> [Exercise 1] Copy the entries line for line, from their first line up to and including the line with "x-tick-label: 20 [575, 681, 589, 695]".

## BEGIN Passage

Monday, February 20, 2017

The apologizing for America tour

How much of Mattis' and Tillerson's time in the cabinet will be spent traveling the world to tell foreign leaders that Trump did not mean what he said?

In trade talks, the monarchy considers sending their relatives to live with the pelicans

If you don't follow sports, sometimes the headlines raise intriguing possibilities.

What's the deal?

Does anyone else think it odd that today's front-page NY Times article about these shadowy Trump associates pushing a secret plan to resolve the conflict between Russia and Ukraine never bothers to tell us what that plan says?

Maybe they don't know and I realize that Times' scoop is just the fact that the Trump administration is resorting to that cast of characters. But my thoughts about how shady the deal is would be affected by seeing how much this proposed deal with give to Russia.

Friday, February 17, 2017

I'm a sucker for all things Turkic

Thanks to the always interesting Strange Maps blog, today I learned about Gagauzia. So I spent my lunch break learning about the mystery of the Gagauz people and where their language fits into the Turkic tree.

## END Passage

> [Exercise 2] Continue the blog posts from the point where they end.

## BEGIN Exercise material

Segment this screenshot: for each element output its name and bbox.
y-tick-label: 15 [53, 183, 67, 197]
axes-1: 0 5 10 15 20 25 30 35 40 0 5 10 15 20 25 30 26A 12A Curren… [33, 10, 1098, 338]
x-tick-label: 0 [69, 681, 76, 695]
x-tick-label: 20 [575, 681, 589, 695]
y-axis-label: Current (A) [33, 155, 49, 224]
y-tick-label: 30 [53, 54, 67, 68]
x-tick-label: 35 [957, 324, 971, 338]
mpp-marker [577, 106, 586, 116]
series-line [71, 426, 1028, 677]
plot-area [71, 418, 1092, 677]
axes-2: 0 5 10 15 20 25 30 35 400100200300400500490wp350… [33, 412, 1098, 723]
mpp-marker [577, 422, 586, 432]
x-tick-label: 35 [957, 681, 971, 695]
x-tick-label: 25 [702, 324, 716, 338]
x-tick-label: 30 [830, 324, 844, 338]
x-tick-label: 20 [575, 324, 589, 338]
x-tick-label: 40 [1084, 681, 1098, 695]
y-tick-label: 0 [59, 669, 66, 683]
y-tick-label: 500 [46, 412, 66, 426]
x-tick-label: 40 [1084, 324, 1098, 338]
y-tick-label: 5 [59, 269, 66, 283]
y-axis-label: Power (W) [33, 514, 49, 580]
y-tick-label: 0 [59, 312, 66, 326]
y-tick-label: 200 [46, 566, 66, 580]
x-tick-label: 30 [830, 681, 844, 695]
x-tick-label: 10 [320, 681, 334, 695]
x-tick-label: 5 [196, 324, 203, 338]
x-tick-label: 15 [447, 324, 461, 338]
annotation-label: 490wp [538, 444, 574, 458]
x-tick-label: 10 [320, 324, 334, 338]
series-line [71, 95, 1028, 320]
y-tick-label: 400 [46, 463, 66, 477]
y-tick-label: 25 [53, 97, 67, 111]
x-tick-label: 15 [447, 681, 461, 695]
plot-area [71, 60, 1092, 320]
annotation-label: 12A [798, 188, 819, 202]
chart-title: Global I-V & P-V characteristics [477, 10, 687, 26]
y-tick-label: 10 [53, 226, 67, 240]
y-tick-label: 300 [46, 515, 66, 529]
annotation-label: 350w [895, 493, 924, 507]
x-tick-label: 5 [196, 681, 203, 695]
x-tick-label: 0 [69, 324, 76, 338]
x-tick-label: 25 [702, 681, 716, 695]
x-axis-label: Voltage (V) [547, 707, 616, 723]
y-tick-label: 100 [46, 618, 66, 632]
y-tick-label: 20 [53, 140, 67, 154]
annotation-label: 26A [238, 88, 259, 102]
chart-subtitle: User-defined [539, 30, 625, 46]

## END Exercise material

> [Exercise result 1]
Segment this screenshot: for each element output its name and bbox.
y-tick-label: 15 [53, 183, 67, 197]
axes-1: 0 5 10 15 20 25 30 35 40 0 5 10 15 20 25 30 26A 12A Curren… [33, 10, 1098, 338]
x-tick-label: 0 [69, 681, 76, 695]
x-tick-label: 20 [575, 681, 589, 695]

> [Exercise result 2]
El Presidente does not want his eyes sullied with dissenting messages

I just requested two tickets (the maximum) for Trump's idiotic 30 months early campaign rally in Florida tomorrow. Not planning on showing up, but I want them to reserve an empty seat for me! You can do it too! (Note: you need to give a cell phone number and an email address. I gave my Russian email that I created when I was in KZ. The cell number has to be real because they text you an authorization code before you can get the tickets)

Anyway, I got my two tickets and this is what it says at the bottom:

What a fucking coward.

Flynn's replacement will not be much better

Anyone smart enough to do a competent job will be able to see that replacing Flynn is a shit sandwich. So Trump will either immediately or eventually (after some more competent people turn it down) appoint some wild-eyed Bannonite for the national security post.

Maybe not leader of the free world, but champion of WTFs

Yesterday's press conference got 18 WTFs. Can he beat that next time?

Actually, my absolute favorite was the last one on the list, when he asked an African-American reporter if she could set up a meeting for him with the Congressional Black Caucus. Apparently the president thinks that: (a) it is a reporter's job to set up meetings for him with members of Congress, and (b) all black people know each other.

Thursday, February 16, 2017

"Russia is fake news"`

I thought Russia was a country.

It would be more funny to watch Donald Trump lose his mind if he weren't President of the United States.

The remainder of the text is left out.